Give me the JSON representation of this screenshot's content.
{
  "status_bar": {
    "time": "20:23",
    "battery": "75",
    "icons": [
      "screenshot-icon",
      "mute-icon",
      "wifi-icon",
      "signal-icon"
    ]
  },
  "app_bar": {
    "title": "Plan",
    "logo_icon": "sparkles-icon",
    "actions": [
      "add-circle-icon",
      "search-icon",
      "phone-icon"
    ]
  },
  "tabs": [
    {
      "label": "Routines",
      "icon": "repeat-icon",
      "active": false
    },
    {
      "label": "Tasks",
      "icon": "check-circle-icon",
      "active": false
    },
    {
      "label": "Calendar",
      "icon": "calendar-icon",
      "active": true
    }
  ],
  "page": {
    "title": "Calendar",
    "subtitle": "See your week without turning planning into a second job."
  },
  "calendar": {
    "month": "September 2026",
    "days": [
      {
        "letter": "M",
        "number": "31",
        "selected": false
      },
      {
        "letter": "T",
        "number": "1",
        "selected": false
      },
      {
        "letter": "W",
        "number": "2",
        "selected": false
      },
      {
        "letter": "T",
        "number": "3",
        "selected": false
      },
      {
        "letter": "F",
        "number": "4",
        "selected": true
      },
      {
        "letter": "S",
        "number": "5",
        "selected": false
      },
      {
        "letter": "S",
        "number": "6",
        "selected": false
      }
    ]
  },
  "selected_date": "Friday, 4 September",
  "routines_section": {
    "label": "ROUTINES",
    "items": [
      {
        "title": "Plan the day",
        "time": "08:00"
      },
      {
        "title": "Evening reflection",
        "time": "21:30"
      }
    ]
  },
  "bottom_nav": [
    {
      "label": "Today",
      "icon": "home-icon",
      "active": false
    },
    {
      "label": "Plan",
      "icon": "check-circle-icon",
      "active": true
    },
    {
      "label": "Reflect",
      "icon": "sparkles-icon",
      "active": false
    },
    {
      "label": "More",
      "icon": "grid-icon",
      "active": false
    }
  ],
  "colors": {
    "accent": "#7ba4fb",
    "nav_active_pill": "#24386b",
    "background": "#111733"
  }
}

> _Written exercise_
Pick out and copy the lines of the material that include the word "sparkles".

> _Correct response_
    "logo_icon": "sparkles-icon",
      "icon": "sparkles-icon",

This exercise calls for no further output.